** Start DATA TO PROCESS **

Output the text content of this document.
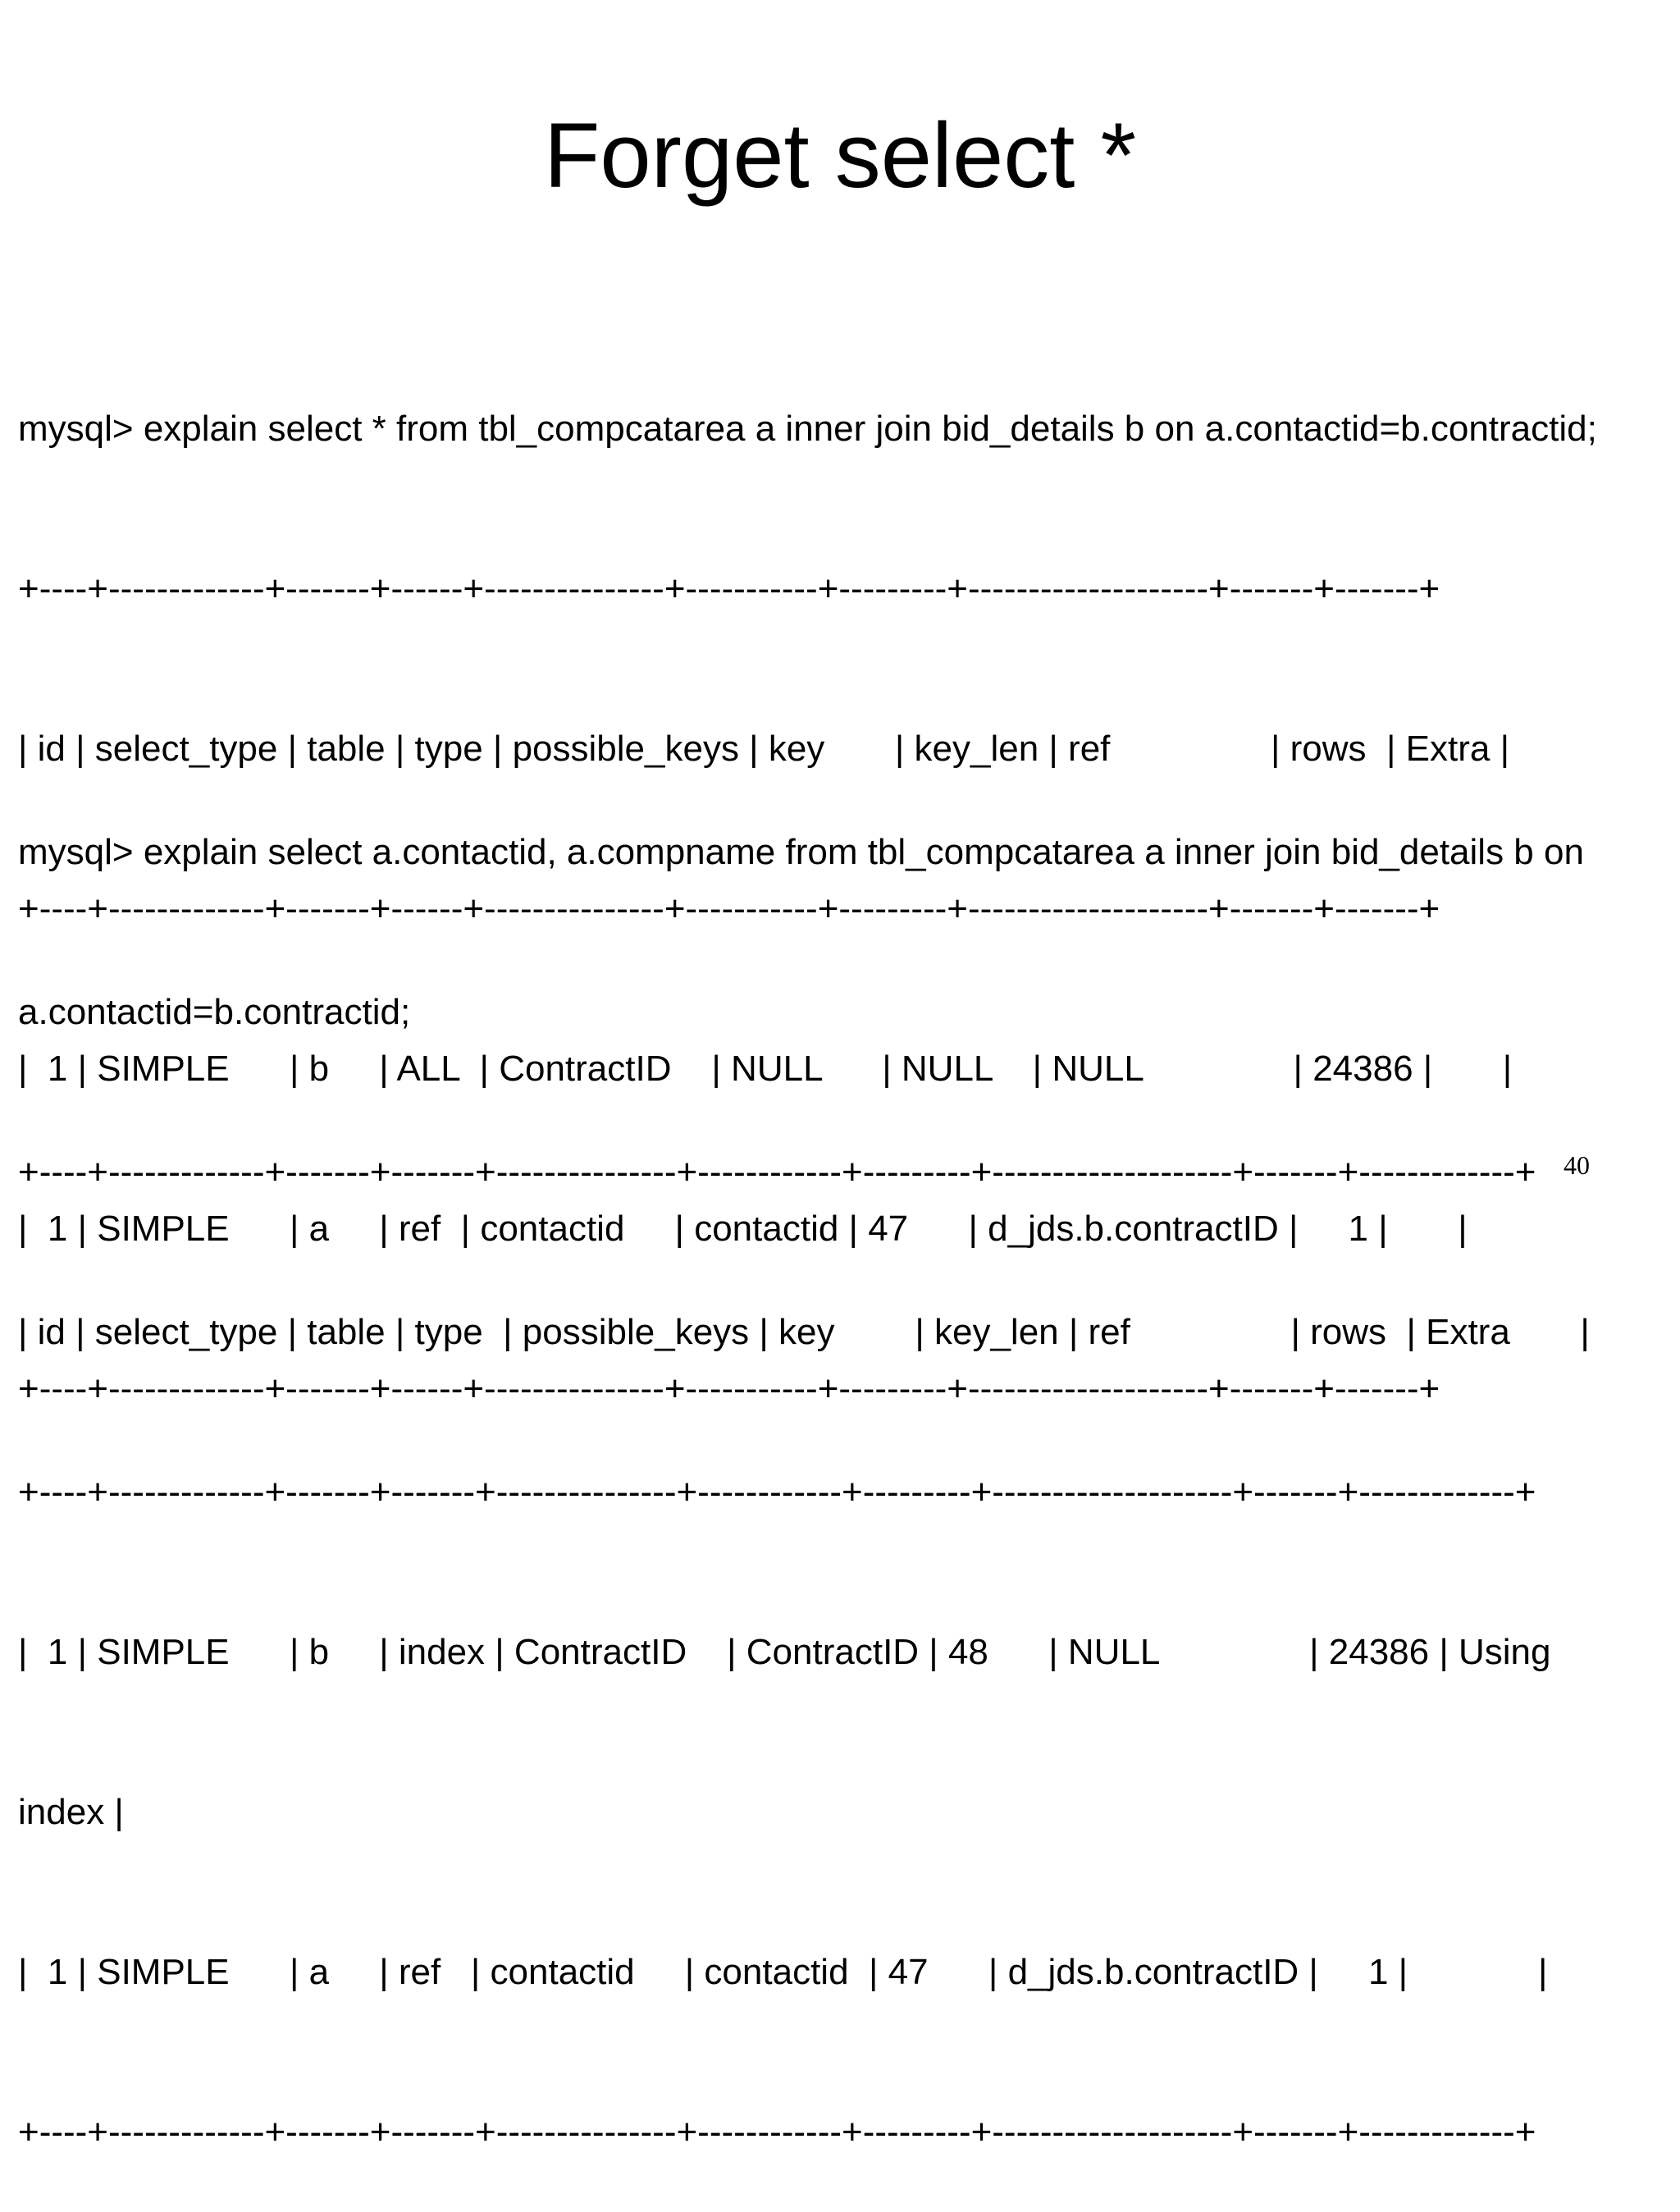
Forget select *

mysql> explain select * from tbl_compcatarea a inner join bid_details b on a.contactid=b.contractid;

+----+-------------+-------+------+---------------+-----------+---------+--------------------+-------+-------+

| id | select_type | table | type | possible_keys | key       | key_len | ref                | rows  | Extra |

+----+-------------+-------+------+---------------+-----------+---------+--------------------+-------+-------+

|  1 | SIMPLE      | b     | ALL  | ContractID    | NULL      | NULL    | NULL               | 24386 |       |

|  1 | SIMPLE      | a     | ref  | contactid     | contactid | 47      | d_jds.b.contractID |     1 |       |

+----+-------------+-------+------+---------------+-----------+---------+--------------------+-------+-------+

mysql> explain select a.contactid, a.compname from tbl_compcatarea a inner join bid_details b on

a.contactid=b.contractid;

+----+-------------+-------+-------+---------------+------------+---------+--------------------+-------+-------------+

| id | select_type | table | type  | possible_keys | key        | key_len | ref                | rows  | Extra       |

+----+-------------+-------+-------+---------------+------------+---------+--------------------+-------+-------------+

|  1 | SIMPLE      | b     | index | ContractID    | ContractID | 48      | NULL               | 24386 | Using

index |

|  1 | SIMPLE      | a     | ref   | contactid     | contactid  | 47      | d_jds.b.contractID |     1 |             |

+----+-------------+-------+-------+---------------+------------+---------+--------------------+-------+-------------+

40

** End DATA TO PROCESS **

THE REQUEST: Pick out each line in the material containing "index".

REPLY:
|  1 | SIMPLE      | b     | index | ContractID    | ContractID | 48      | NULL               | 24386 | Using
index |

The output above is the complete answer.